Exercise requirements> Below is a listing to transcribe in full and exactly; keep the pictures out.

Record set>

────

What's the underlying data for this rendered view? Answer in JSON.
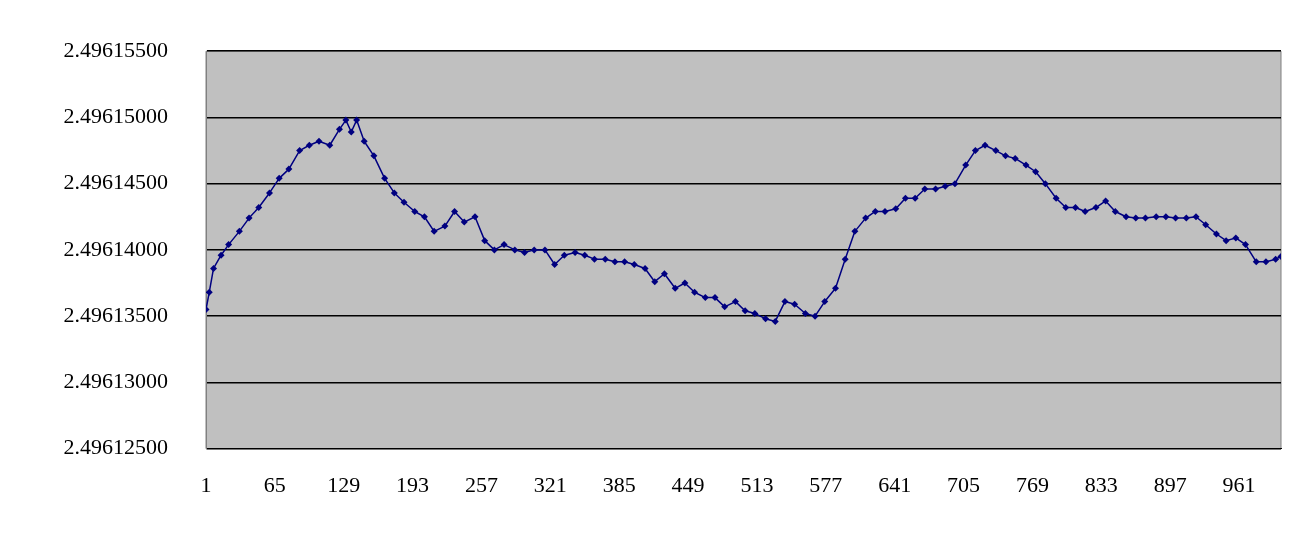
{
  "chart_data": {
    "type": "line",
    "x": [
      1,
      4,
      8,
      15,
      22,
      32,
      41,
      50,
      60,
      69,
      78,
      88,
      97,
      106,
      116,
      125,
      131,
      136,
      141,
      148,
      157,
      167,
      176,
      185,
      195,
      204,
      213,
      223,
      232,
      241,
      251,
      260,
      269,
      278,
      288,
      297,
      306,
      316,
      325,
      334,
      344,
      353,
      362,
      372,
      381,
      390,
      399,
      409,
      418,
      427,
      437,
      446,
      455,
      465,
      474,
      483,
      493,
      502,
      511,
      521,
      530,
      539,
      548,
      558,
      567,
      576,
      586,
      595,
      604,
      614,
      623,
      632,
      642,
      651,
      660,
      669,
      679,
      688,
      697,
      707,
      716,
      725,
      735,
      744,
      753,
      763,
      772,
      781,
      791,
      800,
      809,
      818,
      828,
      837,
      846,
      856,
      865,
      874,
      884,
      893,
      902,
      912,
      921,
      930,
      940,
      949,
      958,
      967,
      977,
      986,
      995,
      1000
    ],
    "series": [
      {
        "color": "#000080",
        "values": [
          2.4961355,
          2.4961368,
          2.4961386,
          2.4961396,
          2.4961404,
          2.4961414,
          2.4961424,
          2.4961432,
          2.4961443,
          2.4961454,
          2.4961461,
          2.4961475,
          2.4961479,
          2.4961482,
          2.4961479,
          2.4961491,
          2.4961498,
          2.4961489,
          2.4961498,
          2.4961482,
          2.4961471,
          2.4961454,
          2.4961443,
          2.4961436,
          2.4961429,
          2.4961425,
          2.4961414,
          2.4961418,
          2.4961429,
          2.4961421,
          2.4961425,
          2.4961407,
          2.49614,
          2.4961404,
          2.49614,
          2.4961398,
          2.49614,
          2.49614,
          2.4961389,
          2.4961396,
          2.4961398,
          2.4961396,
          2.4961393,
          2.4961393,
          2.4961391,
          2.4961391,
          2.4961389,
          2.4961386,
          2.4961376,
          2.4961382,
          2.4961371,
          2.4961375,
          2.4961368,
          2.4961364,
          2.4961364,
          2.4961357,
          2.4961361,
          2.4961354,
          2.4961352,
          2.4961348,
          2.4961346,
          2.4961361,
          2.4961359,
          2.4961352,
          2.496135,
          2.4961361,
          2.4961371,
          2.4961393,
          2.4961414,
          2.4961424,
          2.4961429,
          2.4961429,
          2.4961431,
          2.4961439,
          2.4961439,
          2.4961446,
          2.4961446,
          2.4961448,
          2.496145,
          2.4961464,
          2.4961475,
          2.4961479,
          2.4961475,
          2.4961471,
          2.4961469,
          2.4961464,
          2.4961459,
          2.496145,
          2.4961439,
          2.4961432,
          2.4961432,
          2.4961429,
          2.4961432,
          2.4961437,
          2.4961429,
          2.4961425,
          2.4961424,
          2.4961424,
          2.4961425,
          2.4961425,
          2.4961424,
          2.4961424,
          2.4961425,
          2.4961419,
          2.4961412,
          2.4961407,
          2.4961409,
          2.4961404,
          2.4961391,
          2.4961391,
          2.4961393,
          2.4961395
        ]
      }
    ],
    "xlim": [
      1,
      1000
    ],
    "xticks": [
      1,
      65,
      129,
      193,
      257,
      321,
      385,
      449,
      513,
      577,
      641,
      705,
      769,
      833,
      897,
      961
    ],
    "ylim": [
      2.496125,
      2.496155
    ],
    "yticks": [
      {
        "value": 2.496125,
        "label": "2.49612500"
      },
      {
        "value": 2.49613,
        "label": "2.49613000"
      },
      {
        "value": 2.496135,
        "label": "2.49613500"
      },
      {
        "value": 2.49614,
        "label": "2.49614000"
      },
      {
        "value": 2.496145,
        "label": "2.49614500"
      },
      {
        "value": 2.49615,
        "label": "2.49615000"
      },
      {
        "value": 2.496155,
        "label": "2.49615500"
      }
    ],
    "grid": "y",
    "legend": false,
    "marker": "diamond",
    "line_style": "solid"
  }
}
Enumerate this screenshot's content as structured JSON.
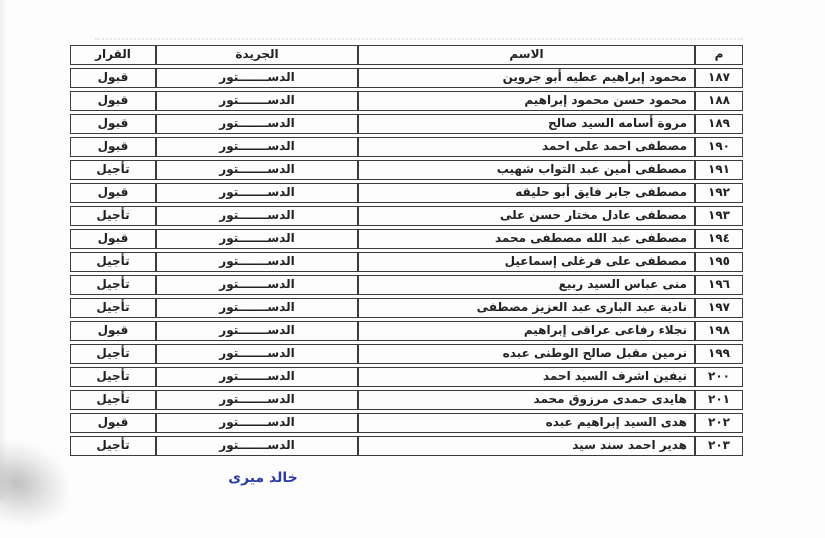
{
  "colors": {
    "page_bg": "#fdfdfd",
    "table_border": "#3b3b3b",
    "text": "#222222",
    "signature_blue": "#2b3aa6"
  },
  "table": {
    "headers": {
      "index": "م",
      "name": "الاسم",
      "newspaper": "الجريدة",
      "decision": "القرار"
    },
    "rows": [
      {
        "index": "١٨٧",
        "name": "محمود إبراهيم عطيه أبو جروين",
        "newspaper": "الدســـــــتور",
        "decision": "قبول"
      },
      {
        "index": "١٨٨",
        "name": "محمود حسن محمود إبراهيم",
        "newspaper": "الدســـــــتور",
        "decision": "قبول"
      },
      {
        "index": "١٨٩",
        "name": "مروة أسامه السيد صالح",
        "newspaper": "الدســـــــتور",
        "decision": "قبول"
      },
      {
        "index": "١٩٠",
        "name": "مصطفى احمد على احمد",
        "newspaper": "الدســـــــتور",
        "decision": "قبول"
      },
      {
        "index": "١٩١",
        "name": "مصطفى أمين عبد التواب شهيب",
        "newspaper": "الدســـــــتور",
        "decision": "تأجيل"
      },
      {
        "index": "١٩٢",
        "name": "مصطفى جابر فايق أبو حليقه",
        "newspaper": "الدســـــــتور",
        "decision": "قبول"
      },
      {
        "index": "١٩٣",
        "name": "مصطفى عادل مختار حسن على",
        "newspaper": "الدســـــــتور",
        "decision": "تأجيل"
      },
      {
        "index": "١٩٤",
        "name": "مصطفى عبد الله مصطفى محمد",
        "newspaper": "الدســـــــتور",
        "decision": "قبول"
      },
      {
        "index": "١٩٥",
        "name": "مصطفى على فرغلى إسماعيل",
        "newspaper": "الدســـــــتور",
        "decision": "تأجيل"
      },
      {
        "index": "١٩٦",
        "name": "منى عباس السيد ربيع",
        "newspaper": "الدســـــــتور",
        "decision": "تأجيل"
      },
      {
        "index": "١٩٧",
        "name": "نادية عبد البارى عبد العزيز مصطفى",
        "newspaper": "الدســـــــتور",
        "decision": "تأجيل"
      },
      {
        "index": "١٩٨",
        "name": "نجلاء رفاعى عراقى إبراهيم",
        "newspaper": "الدســـــــتور",
        "decision": "قبول"
      },
      {
        "index": "١٩٩",
        "name": "نرمين مقبل صالح الوطنى عبده",
        "newspaper": "الدســـــــتور",
        "decision": "تأجيل"
      },
      {
        "index": "٢٠٠",
        "name": "نيفين اشرف السيد احمد",
        "newspaper": "الدســـــــتور",
        "decision": "تأجيل"
      },
      {
        "index": "٢٠١",
        "name": "هايدى حمدى مرزوق محمد",
        "newspaper": "الدســـــــتور",
        "decision": "تأجيل"
      },
      {
        "index": "٢٠٢",
        "name": "هدى السيد إبراهيم عبده",
        "newspaper": "الدســـــــتور",
        "decision": "قبول"
      },
      {
        "index": "٢٠٣",
        "name": "هدير احمد سند سيد",
        "newspaper": "الدســـــــتور",
        "decision": "تأجيل"
      }
    ]
  },
  "footer": {
    "signature": "خالد ميرى"
  }
}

────

Exercise answer>
What's the underlying data for this rendered view? Answer in JSON.
{
  "chart_data": {
    "type": "line",
    "x": [
      1,
      4,
      8,
      15,
      22,
      32,
      41,
      50,
      60,
      69,
      78,
      88,
      97,
      106,
      116,
      125,
      131,
      136,
      141,
      148,
      157,
      167,
      176,
      185,
      195,
      204,
      213,
      223,
      232,
      241,
      251,
      260,
      269,
      278,
      288,
      297,
      306,
      316,
      325,
      334,
      344,
      353,
      362,
      372,
      381,
      390,
      399,
      409,
      418,
      427,
      437,
      446,
      455,
      465,
      474,
      483,
      493,
      502,
      511,
      521,
      530,
      539,
      548,
      558,
      567,
      576,
      586,
      595,
      604,
      614,
      623,
      632,
      642,
      651,
      660,
      669,
      679,
      688,
      697,
      707,
      716,
      725,
      735,
      744,
      753,
      763,
      772,
      781,
      791,
      800,
      809,
      818,
      828,
      837,
      846,
      856,
      865,
      874,
      884,
      893,
      902,
      912,
      921,
      930,
      940,
      949,
      958,
      967,
      977,
      986,
      995,
      1000
    ],
    "series": [
      {
        "color": "#000080",
        "values": [
          2.4961355,
          2.4961368,
          2.4961386,
          2.4961396,
          2.4961404,
          2.4961414,
          2.4961424,
          2.4961432,
          2.4961443,
          2.4961454,
          2.4961461,
          2.4961475,
          2.4961479,
          2.4961482,
          2.4961479,
          2.4961491,
          2.4961498,
          2.4961489,
          2.4961498,
          2.4961482,
          2.4961471,
          2.4961454,
          2.4961443,
          2.4961436,
          2.4961429,
          2.4961425,
          2.4961414,
          2.4961418,
          2.4961429,
          2.4961421,
          2.4961425,
          2.4961407,
          2.49614,
          2.4961404,
          2.49614,
          2.4961398,
          2.49614,
          2.49614,
          2.4961389,
          2.4961396,
          2.4961398,
          2.4961396,
          2.4961393,
          2.4961393,
          2.4961391,
          2.4961391,
          2.4961389,
          2.4961386,
          2.4961376,
          2.4961382,
          2.4961371,
          2.4961375,
          2.4961368,
          2.4961364,
          2.4961364,
          2.4961357,
          2.4961361,
          2.4961354,
          2.4961352,
          2.4961348,
          2.4961346,
          2.4961361,
          2.4961359,
          2.4961352,
          2.496135,
          2.4961361,
          2.4961371,
          2.4961393,
          2.4961414,
          2.4961424,
          2.4961429,
          2.4961429,
          2.4961431,
          2.4961439,
          2.4961439,
          2.4961446,
          2.4961446,
          2.4961448,
          2.496145,
          2.4961464,
          2.4961475,
          2.4961479,
          2.4961475,
          2.4961471,
          2.4961469,
          2.4961464,
          2.4961459,
          2.496145,
          2.4961439,
          2.4961432,
          2.4961432,
          2.4961429,
          2.4961432,
          2.4961437,
          2.4961429,
          2.4961425,
          2.4961424,
          2.4961424,
          2.4961425,
          2.4961425,
          2.4961424,
          2.4961424,
          2.4961425,
          2.4961419,
          2.4961412,
          2.4961407,
          2.4961409,
          2.4961404,
          2.4961391,
          2.4961391,
          2.4961393,
          2.4961395
        ]
      }
    ],
    "xlim": [
      1,
      1000
    ],
    "xticks": [
      1,
      65,
      129,
      193,
      257,
      321,
      385,
      449,
      513,
      577,
      641,
      705,
      769,
      833,
      897,
      961
    ],
    "ylim": [
      2.496125,
      2.496155
    ],
    "yticks": [
      {
        "value": 2.496125,
        "label": "2.49612500"
      },
      {
        "value": 2.49613,
        "label": "2.49613000"
      },
      {
        "value": 2.496135,
        "label": "2.49613500"
      },
      {
        "value": 2.49614,
        "label": "2.49614000"
      },
      {
        "value": 2.496145,
        "label": "2.49614500"
      },
      {
        "value": 2.49615,
        "label": "2.49615000"
      },
      {
        "value": 2.496155,
        "label": "2.49615500"
      }
    ],
    "grid": "y",
    "legend": false,
    "marker": "diamond",
    "line_style": "solid"
  }
}
Enumerate this screenshot's content as structured JSON.
{
  "colors": {
    "page_bg": "#fdfdfd",
    "table_border": "#3b3b3b",
    "text": "#222222",
    "signature_blue": "#2b3aa6"
  },
  "table": {
    "headers": {
      "index": "م",
      "name": "الاسم",
      "newspaper": "الجريدة",
      "decision": "القرار"
    },
    "rows": [
      {
        "index": "١٨٧",
        "name": "محمود إبراهيم عطيه أبو جروين",
        "newspaper": "الدســـــــتور",
        "decision": "قبول"
      },
      {
        "index": "١٨٨",
        "name": "محمود حسن محمود إبراهيم",
        "newspaper": "الدســـــــتور",
        "decision": "قبول"
      },
      {
        "index": "١٨٩",
        "name": "مروة أسامه السيد صالح",
        "newspaper": "الدســـــــتور",
        "decision": "قبول"
      },
      {
        "index": "١٩٠",
        "name": "مصطفى احمد على احمد",
        "newspaper": "الدســـــــتور",
        "decision": "قبول"
      },
      {
        "index": "١٩١",
        "name": "مصطفى أمين عبد التواب شهيب",
        "newspaper": "الدســـــــتور",
        "decision": "تأجيل"
      },
      {
        "index": "١٩٢",
        "name": "مصطفى جابر فايق أبو حليقه",
        "newspaper": "الدســـــــتور",
        "decision": "قبول"
      },
      {
        "index": "١٩٣",
        "name": "مصطفى عادل مختار حسن على",
        "newspaper": "الدســـــــتور",
        "decision": "تأجيل"
      },
      {
        "index": "١٩٤",
        "name": "مصطفى عبد الله مصطفى محمد",
        "newspaper": "الدســـــــتور",
        "decision": "قبول"
      },
      {
        "index": "١٩٥",
        "name": "مصطفى على فرغلى إسماعيل",
        "newspaper": "الدســـــــتور",
        "decision": "تأجيل"
      },
      {
        "index": "١٩٦",
        "name": "منى عباس السيد ربيع",
        "newspaper": "الدســـــــتور",
        "decision": "تأجيل"
      },
      {
        "index": "١٩٧",
        "name": "نادية عبد البارى عبد العزيز مصطفى",
        "newspaper": "الدســـــــتور",
        "decision": "تأجيل"
      },
      {
        "index": "١٩٨",
        "name": "نجلاء رفاعى عراقى إبراهيم",
        "newspaper": "الدســـــــتور",
        "decision": "قبول"
      },
      {
        "index": "١٩٩",
        "name": "نرمين مقبل صالح الوطنى عبده",
        "newspaper": "الدســـــــتور",
        "decision": "تأجيل"
      },
      {
        "index": "٢٠٠",
        "name": "نيفين اشرف السيد احمد",
        "newspaper": "الدســـــــتور",
        "decision": "تأجيل"
      },
      {
        "index": "٢٠١",
        "name": "هايدى حمدى مرزوق محمد",
        "newspaper": "الدســـــــتور",
        "decision": "تأجيل"
      },
      {
        "index": "٢٠٢",
        "name": "هدى السيد إبراهيم عبده",
        "newspaper": "الدســـــــتور",
        "decision": "قبول"
      },
      {
        "index": "٢٠٣",
        "name": "هدير احمد سند سيد",
        "newspaper": "الدســـــــتور",
        "decision": "تأجيل"
      }
    ]
  },
  "footer": {
    "signature": "خالد ميرى"
  }
}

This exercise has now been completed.